*文章节选:*
文 | 赛先生的社科所
和前代相比,唐代女性的生活自由开放,精彩纷呈。
唐代官妓这一特殊女性群体。
她们不仅能歌善舞,而且才艺不凡。
但是和其他女性相比却罕有人身和婚姻自由。
官府用乐籍来区别其职业,并通过教坊对其进行管理。
在以文明开放著称的唐朝。
官妓作为一种特殊群体。
虽然承受着男尊女卑的压力。
但在浩瀚的唐代史籍里也留下了她们的斑斑点点。
官妓的定义和产生背景
对于官妓的定义史学家众说纷纭。
高世瑜认为:
“官妓是名隶各级官府乐籍的妓女。
她们虽然也常常以献艺为主,并不为单纯卖身。

*任务要求:*
#1 在这篇关于唐代官妓的文章中，官府用什么来区别官妓的职业？
#2 请把关于唐代官妓的文章中以“官府用乐籍”开头的那一段改写成一个简短的要点列表。
#3 请接着这篇关于唐代官妓的文章的最后一句往下写。

*所给信息:*
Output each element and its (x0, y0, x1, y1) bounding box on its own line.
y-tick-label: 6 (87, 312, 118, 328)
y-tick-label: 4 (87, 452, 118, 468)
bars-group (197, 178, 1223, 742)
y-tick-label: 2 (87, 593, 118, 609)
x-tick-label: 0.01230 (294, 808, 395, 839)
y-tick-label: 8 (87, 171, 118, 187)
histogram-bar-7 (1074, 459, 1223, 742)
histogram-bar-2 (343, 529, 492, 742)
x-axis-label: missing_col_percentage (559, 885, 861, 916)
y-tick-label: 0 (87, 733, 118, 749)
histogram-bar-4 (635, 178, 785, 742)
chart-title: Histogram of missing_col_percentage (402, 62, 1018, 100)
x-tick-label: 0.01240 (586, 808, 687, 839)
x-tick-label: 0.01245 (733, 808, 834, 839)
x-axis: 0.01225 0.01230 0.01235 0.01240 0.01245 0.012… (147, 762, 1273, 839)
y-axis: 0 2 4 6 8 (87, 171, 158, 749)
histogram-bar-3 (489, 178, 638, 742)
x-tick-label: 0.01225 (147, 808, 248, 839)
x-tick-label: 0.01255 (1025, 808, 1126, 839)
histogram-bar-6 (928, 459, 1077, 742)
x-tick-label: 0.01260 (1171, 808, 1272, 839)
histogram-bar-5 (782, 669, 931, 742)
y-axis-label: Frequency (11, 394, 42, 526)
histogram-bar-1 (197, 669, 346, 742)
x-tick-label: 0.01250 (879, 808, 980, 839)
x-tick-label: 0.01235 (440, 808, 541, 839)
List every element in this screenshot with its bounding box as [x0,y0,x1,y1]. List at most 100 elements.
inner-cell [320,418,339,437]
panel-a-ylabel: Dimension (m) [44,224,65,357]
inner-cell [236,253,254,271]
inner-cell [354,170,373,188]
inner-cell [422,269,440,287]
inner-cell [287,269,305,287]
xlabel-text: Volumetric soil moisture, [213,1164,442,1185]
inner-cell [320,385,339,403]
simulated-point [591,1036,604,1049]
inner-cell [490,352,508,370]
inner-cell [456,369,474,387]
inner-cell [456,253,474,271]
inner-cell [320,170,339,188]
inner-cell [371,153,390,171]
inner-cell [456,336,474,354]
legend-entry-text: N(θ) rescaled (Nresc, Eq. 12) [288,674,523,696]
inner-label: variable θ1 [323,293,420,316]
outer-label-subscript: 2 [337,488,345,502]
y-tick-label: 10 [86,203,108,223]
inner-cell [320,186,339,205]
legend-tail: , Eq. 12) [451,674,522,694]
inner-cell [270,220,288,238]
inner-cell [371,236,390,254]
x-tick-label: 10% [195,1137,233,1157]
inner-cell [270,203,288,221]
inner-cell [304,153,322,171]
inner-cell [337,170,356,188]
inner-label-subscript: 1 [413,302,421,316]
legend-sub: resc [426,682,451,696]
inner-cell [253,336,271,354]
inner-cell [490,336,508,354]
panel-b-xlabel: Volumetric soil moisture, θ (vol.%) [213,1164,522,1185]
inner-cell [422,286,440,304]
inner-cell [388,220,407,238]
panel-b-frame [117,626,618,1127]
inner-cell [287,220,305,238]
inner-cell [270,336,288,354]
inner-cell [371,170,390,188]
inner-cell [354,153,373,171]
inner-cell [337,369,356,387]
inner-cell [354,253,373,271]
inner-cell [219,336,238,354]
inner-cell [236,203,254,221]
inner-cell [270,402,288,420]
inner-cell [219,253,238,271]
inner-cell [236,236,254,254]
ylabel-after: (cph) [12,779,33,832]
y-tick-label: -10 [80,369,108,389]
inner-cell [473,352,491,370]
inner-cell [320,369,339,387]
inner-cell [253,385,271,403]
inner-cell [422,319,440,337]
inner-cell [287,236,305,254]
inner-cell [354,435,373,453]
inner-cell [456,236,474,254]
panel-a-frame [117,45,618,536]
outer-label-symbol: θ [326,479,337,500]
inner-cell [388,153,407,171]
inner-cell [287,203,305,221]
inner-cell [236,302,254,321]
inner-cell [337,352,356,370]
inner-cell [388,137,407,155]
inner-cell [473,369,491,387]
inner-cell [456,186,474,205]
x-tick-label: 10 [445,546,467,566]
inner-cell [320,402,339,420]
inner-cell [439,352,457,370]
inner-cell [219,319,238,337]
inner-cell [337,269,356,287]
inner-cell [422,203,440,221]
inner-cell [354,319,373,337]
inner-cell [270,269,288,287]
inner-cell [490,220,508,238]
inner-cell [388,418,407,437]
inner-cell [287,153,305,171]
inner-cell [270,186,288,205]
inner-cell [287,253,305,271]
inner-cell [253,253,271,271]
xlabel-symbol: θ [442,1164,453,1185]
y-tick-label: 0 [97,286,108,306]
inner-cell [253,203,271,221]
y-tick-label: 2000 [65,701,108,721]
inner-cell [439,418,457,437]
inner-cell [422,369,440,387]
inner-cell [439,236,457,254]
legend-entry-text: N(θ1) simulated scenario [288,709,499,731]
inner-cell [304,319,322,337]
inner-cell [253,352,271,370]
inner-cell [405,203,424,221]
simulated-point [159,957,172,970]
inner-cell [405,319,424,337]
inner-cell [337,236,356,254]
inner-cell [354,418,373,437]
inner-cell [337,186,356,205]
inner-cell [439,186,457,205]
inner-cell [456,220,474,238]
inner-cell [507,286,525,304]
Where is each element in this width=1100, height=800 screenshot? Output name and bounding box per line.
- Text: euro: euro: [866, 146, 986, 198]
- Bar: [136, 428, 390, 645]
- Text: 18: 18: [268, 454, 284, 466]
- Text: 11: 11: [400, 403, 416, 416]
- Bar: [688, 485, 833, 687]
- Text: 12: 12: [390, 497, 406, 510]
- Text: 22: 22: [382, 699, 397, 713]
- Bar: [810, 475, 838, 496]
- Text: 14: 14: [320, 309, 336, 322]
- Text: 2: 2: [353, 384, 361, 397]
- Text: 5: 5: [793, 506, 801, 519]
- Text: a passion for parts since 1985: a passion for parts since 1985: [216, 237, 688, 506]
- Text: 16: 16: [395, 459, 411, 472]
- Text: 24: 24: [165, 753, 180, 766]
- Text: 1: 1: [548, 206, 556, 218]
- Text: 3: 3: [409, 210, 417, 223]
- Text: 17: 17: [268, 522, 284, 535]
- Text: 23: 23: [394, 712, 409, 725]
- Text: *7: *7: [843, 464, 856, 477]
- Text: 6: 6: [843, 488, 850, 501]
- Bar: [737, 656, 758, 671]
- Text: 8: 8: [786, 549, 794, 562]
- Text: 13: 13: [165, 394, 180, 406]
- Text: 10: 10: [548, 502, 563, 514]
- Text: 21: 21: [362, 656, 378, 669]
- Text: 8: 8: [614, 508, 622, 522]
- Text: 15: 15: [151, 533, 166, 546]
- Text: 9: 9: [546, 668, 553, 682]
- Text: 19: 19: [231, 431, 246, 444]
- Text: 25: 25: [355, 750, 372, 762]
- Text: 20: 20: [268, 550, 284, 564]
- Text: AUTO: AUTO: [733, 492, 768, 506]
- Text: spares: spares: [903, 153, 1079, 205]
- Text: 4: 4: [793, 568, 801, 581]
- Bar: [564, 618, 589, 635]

*各题答案:*
#1 官府用乐籍来区别官妓的职业。

#2
- 官府以乐籍区别官妓的职业
- 官府通过教坊管理官妓

#3
但大体上具有着后来意义上的娼妓性质。”
而日本学者石田干之助认为:
“官妓系置于州郡藩镇衙门。
供刺史、节度使等地方首长公私宴会时,担任侍奉之职。
营妓亦包括在内,惟后者因置于军营中而得名。”
不同学者对其有不同的见解。
笔者认为官妓应是隶籍官府,由官府进行管理,并承担一定的官使。
主要涉及饮宴、歌舞弹唱以及侍寝等诸多方面。
官妓亦可被称为“饮妓”。
这多半是因为她们与士人宴饮助兴所致。
不可否认的是这些官妓在一定程度上也是艺人。
一些官妓还具有较高的文化素养。
“诸妓多能谈吐,颇有知书言话者”。
说明她们是有一定的才识和文学素养的。
据《北里志》记载:
南曲中的天水仙哥善于谈谑,能吟诗歌,行酒令,常担任宴会之席纠。
素为三曲之尤的楚儿聪慧有口辩,还能作诗传语。
郑举举不仅巧言谐谈,而且擅长文章词令。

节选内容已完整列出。